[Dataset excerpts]

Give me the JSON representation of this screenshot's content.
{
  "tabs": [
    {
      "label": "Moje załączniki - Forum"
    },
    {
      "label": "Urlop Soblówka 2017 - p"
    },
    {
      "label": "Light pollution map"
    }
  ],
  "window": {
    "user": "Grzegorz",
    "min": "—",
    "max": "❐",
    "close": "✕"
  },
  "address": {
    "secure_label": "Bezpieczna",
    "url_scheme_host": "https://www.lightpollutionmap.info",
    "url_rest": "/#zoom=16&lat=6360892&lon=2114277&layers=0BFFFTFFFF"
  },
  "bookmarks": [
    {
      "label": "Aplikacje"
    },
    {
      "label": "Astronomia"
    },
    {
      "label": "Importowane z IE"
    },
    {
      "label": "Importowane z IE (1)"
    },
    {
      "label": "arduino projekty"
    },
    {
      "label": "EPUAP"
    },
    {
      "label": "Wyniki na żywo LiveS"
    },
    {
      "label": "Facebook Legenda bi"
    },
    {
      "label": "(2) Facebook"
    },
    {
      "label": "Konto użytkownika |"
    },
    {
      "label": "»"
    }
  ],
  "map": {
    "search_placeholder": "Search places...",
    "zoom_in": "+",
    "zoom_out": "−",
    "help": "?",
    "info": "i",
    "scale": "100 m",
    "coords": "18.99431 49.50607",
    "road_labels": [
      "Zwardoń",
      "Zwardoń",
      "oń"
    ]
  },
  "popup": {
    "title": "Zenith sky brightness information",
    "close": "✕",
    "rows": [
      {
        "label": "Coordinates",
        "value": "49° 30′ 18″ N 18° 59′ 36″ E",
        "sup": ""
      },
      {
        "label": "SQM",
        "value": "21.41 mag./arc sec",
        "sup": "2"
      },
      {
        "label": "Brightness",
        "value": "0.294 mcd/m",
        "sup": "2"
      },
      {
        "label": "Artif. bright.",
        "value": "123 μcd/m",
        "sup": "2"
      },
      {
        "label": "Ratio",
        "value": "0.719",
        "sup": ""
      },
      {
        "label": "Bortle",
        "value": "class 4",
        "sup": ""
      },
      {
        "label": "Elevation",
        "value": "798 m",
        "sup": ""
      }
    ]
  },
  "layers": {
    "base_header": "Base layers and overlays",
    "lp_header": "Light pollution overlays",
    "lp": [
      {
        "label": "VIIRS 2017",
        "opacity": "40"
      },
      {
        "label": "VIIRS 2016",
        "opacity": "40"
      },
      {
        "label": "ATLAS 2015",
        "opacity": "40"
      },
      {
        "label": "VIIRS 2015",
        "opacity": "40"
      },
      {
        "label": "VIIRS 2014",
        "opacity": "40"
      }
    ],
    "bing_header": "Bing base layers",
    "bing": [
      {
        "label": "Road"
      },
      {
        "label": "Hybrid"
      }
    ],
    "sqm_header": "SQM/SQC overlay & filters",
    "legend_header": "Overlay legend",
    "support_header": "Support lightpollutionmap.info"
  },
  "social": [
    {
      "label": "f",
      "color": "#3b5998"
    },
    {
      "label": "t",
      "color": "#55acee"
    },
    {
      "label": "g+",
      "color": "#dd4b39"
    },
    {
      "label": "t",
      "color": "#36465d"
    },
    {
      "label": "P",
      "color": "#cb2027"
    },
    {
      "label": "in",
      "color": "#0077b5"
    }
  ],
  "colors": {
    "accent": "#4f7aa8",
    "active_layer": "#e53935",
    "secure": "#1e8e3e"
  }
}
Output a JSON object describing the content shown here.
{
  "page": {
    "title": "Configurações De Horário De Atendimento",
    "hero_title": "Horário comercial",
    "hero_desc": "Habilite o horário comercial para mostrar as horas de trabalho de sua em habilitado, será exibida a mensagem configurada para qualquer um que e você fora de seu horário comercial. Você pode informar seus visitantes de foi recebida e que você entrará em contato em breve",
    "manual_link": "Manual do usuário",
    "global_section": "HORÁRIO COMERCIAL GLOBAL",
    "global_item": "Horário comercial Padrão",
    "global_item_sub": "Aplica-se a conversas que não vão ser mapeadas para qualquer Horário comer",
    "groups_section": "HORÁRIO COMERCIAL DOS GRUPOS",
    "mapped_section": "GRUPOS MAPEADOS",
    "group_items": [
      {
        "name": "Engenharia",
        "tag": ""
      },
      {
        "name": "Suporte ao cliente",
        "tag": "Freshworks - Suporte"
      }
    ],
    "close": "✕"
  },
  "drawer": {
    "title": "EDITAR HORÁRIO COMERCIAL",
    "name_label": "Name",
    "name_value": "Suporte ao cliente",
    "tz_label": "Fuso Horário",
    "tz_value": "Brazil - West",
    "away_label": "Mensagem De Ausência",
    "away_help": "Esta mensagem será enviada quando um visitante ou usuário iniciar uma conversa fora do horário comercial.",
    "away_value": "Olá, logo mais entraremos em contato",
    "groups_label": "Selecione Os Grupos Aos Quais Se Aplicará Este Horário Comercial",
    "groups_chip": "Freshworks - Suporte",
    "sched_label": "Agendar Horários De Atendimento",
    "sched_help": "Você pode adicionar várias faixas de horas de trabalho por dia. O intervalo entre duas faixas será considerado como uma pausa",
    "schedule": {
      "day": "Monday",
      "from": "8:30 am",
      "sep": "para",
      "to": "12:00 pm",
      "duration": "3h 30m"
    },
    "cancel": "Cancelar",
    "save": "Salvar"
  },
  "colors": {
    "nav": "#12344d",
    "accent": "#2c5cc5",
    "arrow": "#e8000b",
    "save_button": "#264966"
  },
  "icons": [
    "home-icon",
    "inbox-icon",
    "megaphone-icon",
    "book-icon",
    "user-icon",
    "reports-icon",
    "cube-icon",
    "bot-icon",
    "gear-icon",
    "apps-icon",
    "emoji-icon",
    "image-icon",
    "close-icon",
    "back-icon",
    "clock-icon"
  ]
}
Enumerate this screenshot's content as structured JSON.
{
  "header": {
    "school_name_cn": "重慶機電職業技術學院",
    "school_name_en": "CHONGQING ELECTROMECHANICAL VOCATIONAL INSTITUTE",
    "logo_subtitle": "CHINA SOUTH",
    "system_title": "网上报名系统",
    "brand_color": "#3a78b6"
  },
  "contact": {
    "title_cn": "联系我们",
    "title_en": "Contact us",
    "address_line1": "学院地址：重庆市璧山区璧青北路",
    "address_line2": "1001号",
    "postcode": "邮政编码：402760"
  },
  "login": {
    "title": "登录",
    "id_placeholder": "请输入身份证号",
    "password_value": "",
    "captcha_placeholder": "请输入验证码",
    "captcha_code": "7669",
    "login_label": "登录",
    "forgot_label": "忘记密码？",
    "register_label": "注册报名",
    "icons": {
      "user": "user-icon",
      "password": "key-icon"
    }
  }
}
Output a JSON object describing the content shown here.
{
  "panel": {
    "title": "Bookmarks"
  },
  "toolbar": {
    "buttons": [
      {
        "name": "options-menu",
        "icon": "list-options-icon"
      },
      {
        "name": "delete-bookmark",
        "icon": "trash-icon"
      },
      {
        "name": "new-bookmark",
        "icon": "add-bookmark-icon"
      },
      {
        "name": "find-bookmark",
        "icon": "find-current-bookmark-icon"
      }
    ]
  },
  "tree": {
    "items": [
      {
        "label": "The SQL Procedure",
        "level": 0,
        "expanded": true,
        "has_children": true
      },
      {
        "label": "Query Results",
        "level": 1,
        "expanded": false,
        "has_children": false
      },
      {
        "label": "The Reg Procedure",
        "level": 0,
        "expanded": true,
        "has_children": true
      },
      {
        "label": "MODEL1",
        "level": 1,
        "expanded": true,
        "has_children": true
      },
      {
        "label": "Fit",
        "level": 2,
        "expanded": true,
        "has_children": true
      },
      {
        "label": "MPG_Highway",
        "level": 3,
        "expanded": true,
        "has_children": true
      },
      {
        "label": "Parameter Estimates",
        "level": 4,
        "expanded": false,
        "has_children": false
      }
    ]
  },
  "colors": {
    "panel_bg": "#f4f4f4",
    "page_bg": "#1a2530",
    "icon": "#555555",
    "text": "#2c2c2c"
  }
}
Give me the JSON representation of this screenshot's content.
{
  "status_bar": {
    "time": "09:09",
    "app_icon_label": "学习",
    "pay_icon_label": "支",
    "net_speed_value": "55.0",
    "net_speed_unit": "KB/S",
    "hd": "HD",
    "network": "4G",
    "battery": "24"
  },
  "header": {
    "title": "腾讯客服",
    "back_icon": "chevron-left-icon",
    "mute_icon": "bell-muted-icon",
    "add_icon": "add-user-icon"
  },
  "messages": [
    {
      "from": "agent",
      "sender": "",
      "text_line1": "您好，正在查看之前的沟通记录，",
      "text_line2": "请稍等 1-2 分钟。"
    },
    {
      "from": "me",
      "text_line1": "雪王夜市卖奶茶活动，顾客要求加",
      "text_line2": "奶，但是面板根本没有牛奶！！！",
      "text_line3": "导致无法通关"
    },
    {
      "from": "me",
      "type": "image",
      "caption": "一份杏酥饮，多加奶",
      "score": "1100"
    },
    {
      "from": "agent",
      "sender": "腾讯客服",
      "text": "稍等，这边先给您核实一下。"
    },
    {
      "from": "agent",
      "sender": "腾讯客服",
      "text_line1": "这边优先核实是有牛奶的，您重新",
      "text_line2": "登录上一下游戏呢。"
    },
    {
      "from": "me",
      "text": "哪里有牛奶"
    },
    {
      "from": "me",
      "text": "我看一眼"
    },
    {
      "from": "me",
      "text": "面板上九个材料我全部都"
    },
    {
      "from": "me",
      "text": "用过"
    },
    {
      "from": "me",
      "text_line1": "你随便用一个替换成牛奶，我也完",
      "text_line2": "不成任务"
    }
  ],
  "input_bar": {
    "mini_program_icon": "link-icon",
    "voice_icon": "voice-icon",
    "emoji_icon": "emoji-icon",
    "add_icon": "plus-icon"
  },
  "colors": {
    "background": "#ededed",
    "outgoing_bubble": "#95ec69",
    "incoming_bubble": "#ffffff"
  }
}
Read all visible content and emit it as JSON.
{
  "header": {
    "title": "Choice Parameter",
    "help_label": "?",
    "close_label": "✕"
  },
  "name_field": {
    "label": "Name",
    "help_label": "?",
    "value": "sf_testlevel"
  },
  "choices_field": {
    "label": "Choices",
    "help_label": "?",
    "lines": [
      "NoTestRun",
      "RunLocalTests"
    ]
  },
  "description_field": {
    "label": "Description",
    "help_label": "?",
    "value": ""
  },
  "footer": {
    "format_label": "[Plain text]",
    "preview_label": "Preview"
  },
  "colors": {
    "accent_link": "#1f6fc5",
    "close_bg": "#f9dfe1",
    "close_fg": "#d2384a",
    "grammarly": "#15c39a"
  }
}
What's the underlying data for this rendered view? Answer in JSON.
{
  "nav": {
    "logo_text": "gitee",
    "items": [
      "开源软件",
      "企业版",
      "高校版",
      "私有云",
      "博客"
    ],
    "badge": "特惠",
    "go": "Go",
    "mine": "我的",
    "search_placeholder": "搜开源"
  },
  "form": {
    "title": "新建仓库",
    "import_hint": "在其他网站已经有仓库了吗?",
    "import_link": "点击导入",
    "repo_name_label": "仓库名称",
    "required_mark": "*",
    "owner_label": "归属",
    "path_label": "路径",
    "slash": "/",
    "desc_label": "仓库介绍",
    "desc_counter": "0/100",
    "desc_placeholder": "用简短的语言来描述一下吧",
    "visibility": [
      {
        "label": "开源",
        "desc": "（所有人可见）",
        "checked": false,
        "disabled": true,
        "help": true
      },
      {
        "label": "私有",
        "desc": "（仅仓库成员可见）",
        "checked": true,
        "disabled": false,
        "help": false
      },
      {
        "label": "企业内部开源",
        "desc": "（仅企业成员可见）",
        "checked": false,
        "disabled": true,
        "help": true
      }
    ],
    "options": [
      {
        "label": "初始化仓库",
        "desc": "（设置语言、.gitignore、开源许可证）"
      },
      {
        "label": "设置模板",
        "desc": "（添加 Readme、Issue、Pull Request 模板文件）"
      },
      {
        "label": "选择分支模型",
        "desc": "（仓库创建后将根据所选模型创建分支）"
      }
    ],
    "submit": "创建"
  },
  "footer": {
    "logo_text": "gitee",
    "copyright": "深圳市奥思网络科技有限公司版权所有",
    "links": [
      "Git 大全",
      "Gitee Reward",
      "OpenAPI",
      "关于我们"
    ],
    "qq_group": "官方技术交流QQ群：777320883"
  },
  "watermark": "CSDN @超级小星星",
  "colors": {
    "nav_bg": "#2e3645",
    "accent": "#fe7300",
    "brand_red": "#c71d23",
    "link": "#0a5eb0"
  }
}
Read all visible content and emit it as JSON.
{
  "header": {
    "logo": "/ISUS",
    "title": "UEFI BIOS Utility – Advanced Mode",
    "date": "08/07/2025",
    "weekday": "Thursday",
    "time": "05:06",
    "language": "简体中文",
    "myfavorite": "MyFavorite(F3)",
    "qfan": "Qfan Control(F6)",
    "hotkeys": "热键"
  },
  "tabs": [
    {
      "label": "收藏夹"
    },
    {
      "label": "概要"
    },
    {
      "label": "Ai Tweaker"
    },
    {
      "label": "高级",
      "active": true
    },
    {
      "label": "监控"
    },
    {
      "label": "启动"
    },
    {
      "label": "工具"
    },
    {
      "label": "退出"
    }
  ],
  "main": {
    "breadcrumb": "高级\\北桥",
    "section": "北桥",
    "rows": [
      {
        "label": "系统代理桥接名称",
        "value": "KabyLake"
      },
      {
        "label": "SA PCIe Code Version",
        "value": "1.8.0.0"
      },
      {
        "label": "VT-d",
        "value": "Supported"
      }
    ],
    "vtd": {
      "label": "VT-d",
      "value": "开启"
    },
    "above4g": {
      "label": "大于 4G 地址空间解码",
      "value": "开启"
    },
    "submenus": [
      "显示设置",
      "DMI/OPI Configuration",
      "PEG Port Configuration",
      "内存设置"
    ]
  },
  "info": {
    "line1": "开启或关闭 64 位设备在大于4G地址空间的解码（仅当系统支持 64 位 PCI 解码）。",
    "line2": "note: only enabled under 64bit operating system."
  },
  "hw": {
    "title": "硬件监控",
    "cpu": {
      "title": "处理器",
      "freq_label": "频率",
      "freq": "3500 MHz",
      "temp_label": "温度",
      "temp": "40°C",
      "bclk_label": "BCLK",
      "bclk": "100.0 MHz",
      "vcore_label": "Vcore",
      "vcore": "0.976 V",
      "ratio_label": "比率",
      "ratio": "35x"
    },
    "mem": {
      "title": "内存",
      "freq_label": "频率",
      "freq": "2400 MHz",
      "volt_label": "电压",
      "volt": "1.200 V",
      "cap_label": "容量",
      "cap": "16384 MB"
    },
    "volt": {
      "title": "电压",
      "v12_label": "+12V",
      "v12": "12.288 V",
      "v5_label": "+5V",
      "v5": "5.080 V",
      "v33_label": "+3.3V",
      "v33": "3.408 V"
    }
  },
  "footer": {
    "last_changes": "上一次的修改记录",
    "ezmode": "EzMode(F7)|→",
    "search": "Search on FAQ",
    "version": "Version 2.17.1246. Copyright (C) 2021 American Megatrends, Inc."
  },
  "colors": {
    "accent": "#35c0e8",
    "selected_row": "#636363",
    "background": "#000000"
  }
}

> Set exercise:
Identify the lines above that contain the word "find", then copy them.

> Exercise result:
        "name": "find-bookmark",
        "icon": "find-current-bookmark-icon"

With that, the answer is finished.